→ Extracts from a graphics dataset
____

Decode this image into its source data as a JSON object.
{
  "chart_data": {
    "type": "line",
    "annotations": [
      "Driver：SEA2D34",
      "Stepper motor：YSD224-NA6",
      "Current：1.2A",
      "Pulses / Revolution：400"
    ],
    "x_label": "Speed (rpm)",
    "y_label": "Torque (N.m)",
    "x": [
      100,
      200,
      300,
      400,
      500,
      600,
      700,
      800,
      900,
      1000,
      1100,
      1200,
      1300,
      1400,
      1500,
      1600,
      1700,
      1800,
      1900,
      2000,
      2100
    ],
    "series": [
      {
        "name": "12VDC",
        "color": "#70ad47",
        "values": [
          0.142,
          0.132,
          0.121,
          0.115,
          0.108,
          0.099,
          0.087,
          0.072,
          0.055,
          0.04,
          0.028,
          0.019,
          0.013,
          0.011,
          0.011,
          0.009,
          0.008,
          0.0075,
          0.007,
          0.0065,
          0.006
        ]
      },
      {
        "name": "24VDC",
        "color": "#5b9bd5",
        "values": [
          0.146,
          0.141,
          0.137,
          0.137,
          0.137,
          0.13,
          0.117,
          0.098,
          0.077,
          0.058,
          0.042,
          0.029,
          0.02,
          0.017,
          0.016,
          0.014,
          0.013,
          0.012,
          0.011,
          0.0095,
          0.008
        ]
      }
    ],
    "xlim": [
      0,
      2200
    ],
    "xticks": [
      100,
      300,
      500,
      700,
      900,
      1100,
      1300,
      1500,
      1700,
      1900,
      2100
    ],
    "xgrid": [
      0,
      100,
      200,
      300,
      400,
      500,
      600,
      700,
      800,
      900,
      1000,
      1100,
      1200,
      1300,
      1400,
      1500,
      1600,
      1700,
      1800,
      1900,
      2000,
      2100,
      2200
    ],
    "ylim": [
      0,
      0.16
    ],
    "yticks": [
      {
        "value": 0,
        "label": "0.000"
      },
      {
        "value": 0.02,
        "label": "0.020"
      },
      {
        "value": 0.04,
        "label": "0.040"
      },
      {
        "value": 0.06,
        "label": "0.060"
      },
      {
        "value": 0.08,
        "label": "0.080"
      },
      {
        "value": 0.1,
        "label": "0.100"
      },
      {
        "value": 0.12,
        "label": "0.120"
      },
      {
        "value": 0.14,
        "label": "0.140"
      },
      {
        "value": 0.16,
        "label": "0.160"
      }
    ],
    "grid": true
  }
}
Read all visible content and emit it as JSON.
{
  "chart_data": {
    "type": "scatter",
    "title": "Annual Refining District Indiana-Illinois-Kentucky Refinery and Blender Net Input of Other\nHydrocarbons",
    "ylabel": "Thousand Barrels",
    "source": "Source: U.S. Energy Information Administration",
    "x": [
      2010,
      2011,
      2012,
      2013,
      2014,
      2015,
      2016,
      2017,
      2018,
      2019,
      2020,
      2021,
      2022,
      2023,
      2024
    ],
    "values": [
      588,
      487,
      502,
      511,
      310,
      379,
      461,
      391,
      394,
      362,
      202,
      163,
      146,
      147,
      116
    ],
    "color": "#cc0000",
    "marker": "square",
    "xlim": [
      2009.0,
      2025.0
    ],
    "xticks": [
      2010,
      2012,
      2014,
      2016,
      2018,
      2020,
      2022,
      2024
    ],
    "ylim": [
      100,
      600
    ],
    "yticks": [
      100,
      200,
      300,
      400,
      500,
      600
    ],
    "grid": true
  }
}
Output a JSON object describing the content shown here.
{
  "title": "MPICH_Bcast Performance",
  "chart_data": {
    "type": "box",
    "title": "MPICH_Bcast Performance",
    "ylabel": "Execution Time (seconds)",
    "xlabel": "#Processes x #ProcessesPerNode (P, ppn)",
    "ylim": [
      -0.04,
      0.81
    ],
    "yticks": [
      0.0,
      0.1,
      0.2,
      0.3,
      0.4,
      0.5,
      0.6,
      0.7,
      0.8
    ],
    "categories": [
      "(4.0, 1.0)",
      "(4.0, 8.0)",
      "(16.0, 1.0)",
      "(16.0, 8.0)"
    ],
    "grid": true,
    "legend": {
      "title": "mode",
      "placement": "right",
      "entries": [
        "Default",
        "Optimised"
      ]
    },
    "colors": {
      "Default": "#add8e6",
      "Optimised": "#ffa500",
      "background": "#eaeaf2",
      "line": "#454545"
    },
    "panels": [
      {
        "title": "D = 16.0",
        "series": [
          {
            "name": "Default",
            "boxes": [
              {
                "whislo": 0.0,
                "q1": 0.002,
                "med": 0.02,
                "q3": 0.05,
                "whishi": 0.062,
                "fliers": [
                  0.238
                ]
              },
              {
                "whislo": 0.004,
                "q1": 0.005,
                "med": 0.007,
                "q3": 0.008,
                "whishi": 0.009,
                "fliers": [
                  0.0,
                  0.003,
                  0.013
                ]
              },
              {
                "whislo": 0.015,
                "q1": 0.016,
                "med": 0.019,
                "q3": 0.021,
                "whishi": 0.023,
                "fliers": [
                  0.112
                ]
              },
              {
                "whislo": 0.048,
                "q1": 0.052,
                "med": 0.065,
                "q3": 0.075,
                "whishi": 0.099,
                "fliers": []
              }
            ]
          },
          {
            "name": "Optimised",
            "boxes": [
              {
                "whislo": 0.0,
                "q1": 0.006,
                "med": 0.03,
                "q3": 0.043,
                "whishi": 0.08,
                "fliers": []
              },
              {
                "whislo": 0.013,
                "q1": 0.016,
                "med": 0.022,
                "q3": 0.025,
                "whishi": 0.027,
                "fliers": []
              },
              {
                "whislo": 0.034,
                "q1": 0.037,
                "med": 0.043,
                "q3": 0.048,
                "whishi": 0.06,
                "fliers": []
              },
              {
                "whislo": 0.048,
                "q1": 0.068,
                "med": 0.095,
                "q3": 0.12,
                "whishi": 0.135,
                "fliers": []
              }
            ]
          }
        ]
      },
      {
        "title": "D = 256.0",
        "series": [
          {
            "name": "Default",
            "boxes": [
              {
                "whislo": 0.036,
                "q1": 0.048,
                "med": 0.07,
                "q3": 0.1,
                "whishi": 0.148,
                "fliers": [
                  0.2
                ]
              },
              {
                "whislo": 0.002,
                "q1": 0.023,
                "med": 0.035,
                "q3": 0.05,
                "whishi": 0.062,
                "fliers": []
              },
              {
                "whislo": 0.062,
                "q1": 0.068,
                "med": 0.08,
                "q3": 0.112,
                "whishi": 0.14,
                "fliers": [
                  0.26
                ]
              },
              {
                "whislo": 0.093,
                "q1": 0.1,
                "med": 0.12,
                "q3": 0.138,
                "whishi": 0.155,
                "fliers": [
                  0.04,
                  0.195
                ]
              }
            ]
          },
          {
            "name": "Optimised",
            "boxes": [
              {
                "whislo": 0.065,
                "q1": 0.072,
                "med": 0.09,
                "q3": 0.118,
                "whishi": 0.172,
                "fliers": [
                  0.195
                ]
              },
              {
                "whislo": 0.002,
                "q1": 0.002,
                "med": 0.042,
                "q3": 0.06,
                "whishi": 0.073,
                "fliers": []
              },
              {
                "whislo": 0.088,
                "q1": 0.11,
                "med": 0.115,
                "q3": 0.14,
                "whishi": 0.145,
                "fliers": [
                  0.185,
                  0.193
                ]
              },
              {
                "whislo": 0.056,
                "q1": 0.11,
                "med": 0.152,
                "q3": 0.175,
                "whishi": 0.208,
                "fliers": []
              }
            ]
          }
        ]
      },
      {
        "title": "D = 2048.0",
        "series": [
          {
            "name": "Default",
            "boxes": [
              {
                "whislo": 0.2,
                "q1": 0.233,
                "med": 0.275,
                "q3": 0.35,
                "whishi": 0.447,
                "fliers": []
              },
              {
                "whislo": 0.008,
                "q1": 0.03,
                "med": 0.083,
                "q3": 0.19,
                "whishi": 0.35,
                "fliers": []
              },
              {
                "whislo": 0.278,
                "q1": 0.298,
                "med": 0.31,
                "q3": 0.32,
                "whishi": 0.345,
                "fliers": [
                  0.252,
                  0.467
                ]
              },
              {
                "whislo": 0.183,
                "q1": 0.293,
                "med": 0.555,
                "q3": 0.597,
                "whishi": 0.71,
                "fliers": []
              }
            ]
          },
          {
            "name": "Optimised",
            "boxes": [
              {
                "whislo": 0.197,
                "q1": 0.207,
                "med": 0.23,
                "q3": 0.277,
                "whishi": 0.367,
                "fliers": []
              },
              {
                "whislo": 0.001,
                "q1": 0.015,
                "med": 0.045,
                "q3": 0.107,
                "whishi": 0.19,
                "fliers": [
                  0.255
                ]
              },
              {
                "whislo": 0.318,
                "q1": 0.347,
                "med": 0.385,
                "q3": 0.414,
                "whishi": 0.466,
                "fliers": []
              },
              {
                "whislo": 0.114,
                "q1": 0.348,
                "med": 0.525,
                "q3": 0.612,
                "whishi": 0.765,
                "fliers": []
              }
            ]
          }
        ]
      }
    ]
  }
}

____

→ PROBLEM TO SOLVE
Write out every line of the entries that holds the word "ylabel".

→ ANSWER TO THIS TASK
    "ylabel": "Thousand Barrels",
    "ylabel": "Execution Time (seconds)",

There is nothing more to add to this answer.